▶ Directions
What follows is a set of records; repeat all of them exactly.

* Begin Dataset content *

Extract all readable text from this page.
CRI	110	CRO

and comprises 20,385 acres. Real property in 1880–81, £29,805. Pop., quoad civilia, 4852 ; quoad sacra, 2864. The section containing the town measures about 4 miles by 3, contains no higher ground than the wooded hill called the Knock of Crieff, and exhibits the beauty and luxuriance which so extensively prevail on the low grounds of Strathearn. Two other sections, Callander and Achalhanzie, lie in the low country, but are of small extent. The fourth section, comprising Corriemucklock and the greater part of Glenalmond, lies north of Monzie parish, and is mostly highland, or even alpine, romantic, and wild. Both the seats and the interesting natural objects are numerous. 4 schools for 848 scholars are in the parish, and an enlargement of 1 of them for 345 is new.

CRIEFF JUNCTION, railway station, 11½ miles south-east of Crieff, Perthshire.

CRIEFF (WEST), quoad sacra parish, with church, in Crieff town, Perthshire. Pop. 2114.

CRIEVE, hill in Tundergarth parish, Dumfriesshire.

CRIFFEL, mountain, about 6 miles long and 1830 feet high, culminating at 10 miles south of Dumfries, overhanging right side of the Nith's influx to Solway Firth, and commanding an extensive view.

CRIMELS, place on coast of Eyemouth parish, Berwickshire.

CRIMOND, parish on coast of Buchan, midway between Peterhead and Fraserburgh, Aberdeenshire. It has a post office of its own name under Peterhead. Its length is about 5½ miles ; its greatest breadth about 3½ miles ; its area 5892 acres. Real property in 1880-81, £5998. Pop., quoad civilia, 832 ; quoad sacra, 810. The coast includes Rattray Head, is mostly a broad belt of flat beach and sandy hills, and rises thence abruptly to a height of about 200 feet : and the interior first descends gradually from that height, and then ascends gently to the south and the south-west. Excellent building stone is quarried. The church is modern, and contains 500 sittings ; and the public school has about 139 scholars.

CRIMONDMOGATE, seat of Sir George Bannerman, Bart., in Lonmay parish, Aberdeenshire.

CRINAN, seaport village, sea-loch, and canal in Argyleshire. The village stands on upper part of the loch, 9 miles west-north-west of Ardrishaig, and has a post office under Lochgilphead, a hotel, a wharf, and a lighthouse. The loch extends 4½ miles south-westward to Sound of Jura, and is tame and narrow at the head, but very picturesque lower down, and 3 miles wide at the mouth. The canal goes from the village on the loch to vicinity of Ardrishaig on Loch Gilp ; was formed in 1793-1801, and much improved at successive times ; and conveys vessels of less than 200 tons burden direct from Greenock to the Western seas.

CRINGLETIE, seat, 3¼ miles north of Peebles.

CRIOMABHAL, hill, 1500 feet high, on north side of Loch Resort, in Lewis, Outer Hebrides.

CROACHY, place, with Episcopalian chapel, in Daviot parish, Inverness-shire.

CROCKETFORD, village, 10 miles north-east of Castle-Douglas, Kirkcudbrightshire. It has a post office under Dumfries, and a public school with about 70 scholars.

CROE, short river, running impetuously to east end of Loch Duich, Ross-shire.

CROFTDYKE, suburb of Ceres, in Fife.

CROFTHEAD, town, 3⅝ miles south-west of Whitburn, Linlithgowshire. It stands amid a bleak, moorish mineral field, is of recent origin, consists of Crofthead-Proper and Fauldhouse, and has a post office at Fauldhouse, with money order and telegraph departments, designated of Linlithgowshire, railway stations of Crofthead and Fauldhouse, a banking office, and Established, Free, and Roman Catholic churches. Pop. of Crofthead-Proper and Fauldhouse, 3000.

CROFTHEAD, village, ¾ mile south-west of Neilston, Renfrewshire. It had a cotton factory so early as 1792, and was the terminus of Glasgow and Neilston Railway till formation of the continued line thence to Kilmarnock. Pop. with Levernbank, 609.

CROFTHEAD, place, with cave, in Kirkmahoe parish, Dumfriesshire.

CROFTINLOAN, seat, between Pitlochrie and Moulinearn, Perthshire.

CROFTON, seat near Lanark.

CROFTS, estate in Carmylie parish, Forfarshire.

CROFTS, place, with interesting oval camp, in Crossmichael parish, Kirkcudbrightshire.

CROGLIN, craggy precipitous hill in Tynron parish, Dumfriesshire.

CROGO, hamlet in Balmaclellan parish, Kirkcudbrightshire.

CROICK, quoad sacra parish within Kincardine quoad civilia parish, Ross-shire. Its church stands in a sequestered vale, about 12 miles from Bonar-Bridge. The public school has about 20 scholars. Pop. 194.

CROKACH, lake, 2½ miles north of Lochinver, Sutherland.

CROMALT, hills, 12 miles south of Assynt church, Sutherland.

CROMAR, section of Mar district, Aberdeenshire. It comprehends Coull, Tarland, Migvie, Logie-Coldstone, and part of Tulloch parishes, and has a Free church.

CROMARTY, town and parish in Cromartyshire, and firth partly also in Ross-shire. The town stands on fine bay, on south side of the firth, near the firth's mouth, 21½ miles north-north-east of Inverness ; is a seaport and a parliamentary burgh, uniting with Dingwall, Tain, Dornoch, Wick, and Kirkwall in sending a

* End Dataset content *

▶ The completed task
Extract all readable text from this page.
CRI	110	CRO

and comprises 20,385 acres. Real property in 1880–81, £29,805. Pop., quoad civilia, 4852 ; quoad sacra, 2864. The section containing the town measures about 4 miles by 3, contains no higher ground than the wooded hill called the Knock of Crieff, and exhibits the beauty and luxuriance which so extensively prevail on the low grounds of Strathearn. Two other sections, Callander and Achalhanzie, lie in the low country, but are of small extent. The fourth section, comprising Corriemucklock and the greater part of Glenalmond, lies north of Monzie parish, and is mostly highland, or even alpine, romantic, and wild. Both the seats and the interesting natural objects are numerous. 4 schools for 848 scholars are in the parish, and an enlargement of 1 of them for 345 is new.

CRIEFF JUNCTION, railway station, 11½ miles south-east of Crieff, Perthshire.

CRIEFF (WEST), quoad sacra parish, with church, in Crieff town, Perthshire. Pop. 2114.

CRIEVE, hill in Tundergarth parish, Dumfriesshire.

CRIFFEL, mountain, about 6 miles long and 1830 feet high, culminating at 10 miles south of Dumfries, overhanging right side of the Nith's influx to Solway Firth, and commanding an extensive view.

CRIMELS, place on coast of Eyemouth parish, Berwickshire.

CRIMOND, parish on coast of Buchan, midway between Peterhead and Fraserburgh, Aberdeenshire. It has a post office of its own name under Peterhead. Its length is about 5½ miles ; its greatest breadth about 3½ miles ; its area 5892 acres. Real property in 1880-81, £5998. Pop., quoad civilia, 832 ; quoad sacra, 810. The coast includes Rattray Head, is mostly a broad belt of flat beach and sandy hills, and rises thence abruptly to a height of about 200 feet : and the interior first descends gradually from that height, and then ascends gently to the south and the south-west. Excellent building stone is quarried. The church is modern, and contains 500 sittings ; and the public school has about 139 scholars.

CRIMONDMOGATE, seat of Sir George Bannerman, Bart., in Lonmay parish, Aberdeenshire.

CRINAN, seaport village, sea-loch, and canal in Argyleshire. The village stands on upper part of the loch, 9 miles west-north-west of Ardrishaig, and has a post office under Lochgilphead, a hotel, a wharf, and a lighthouse. The loch extends 4½ miles south-westward to Sound of Jura, and is tame and narrow at the head, but very picturesque lower down, and 3 miles wide at the mouth. The canal goes from the village on the loch to vicinity of Ardrishaig on Loch Gilp ; was formed in 1793-1801, and much improved at successive times ; and conveys vessels of less than 200 tons burden direct from Greenock to the Western seas.

CRINGLETIE, seat, 3¼ miles north of Peebles.

CRIOMABHAL, hill, 1500 feet high, on north side of Loch Resort, in Lewis, Outer Hebrides.

CROACHY, place, with Episcopalian chapel, in Daviot parish, Inverness-shire.

CROCKETFORD, village, 10 miles north-east of Castle-Douglas, Kirkcudbrightshire. It has a post office under Dumfries, and a public school with about 70 scholars.

CROE, short river, running impetuously to east end of Loch Duich, Ross-shire.

CROFTDYKE, suburb of Ceres, in Fife.

CROFTHEAD, town, 3⅝ miles south-west of Whitburn, Linlithgowshire. It stands amid a bleak, moorish mineral field, is of recent origin, consists of Crofthead-Proper and Fauldhouse, and has a post office at Fauldhouse, with money order and telegraph departments, designated of Linlithgowshire, railway stations of Crofthead and Fauldhouse, a banking office, and Established, Free, and Roman Catholic churches. Pop. of Crofthead-Proper and Fauldhouse, 3000.

CROFTHEAD, village, ¾ mile south-west of Neilston, Renfrewshire. It had a cotton factory so early as 1792, and was the terminus of Glasgow and Neilston Railway till formation of the continued line thence to Kilmarnock. Pop. with Levernbank, 609.

CROFTHEAD, place, with cave, in Kirkmahoe parish, Dumfriesshire.

CROFTINLOAN, seat, between Pitlochrie and Moulinearn, Perthshire.

CROFTON, seat near Lanark.

CROFTS, estate in Carmylie parish, Forfarshire.

CROFTS, place, with interesting oval camp, in Crossmichael parish, Kirkcudbrightshire.

CROGLIN, craggy precipitous hill in Tynron parish, Dumfriesshire.

CROGO, hamlet in Balmaclellan parish, Kirkcudbrightshire.

CROICK, quoad sacra parish within Kincardine quoad civilia parish, Ross-shire. Its church stands in a sequestered vale, about 12 miles from Bonar-Bridge. The public school has about 20 scholars. Pop. 194.

CROKACH, lake, 2½ miles north of Lochinver, Sutherland.

CROMALT, hills, 12 miles south of Assynt church, Sutherland.

CROMAR, section of Mar district, Aberdeenshire. It comprehends Coull, Tarland, Migvie, Logie-Coldstone, and part of Tulloch parishes, and has a Free church.

CROMARTY, town and parish in Cromartyshire, and firth partly also in Ross-shire. The town stands on fine bay, on south side of the firth, near the firth's mouth, 21½ miles north-north-east of Inverness ; is a seaport and a parliamentary burgh, uniting with Dingwall, Tain, Dornoch, Wick, and Kirkwall in sending a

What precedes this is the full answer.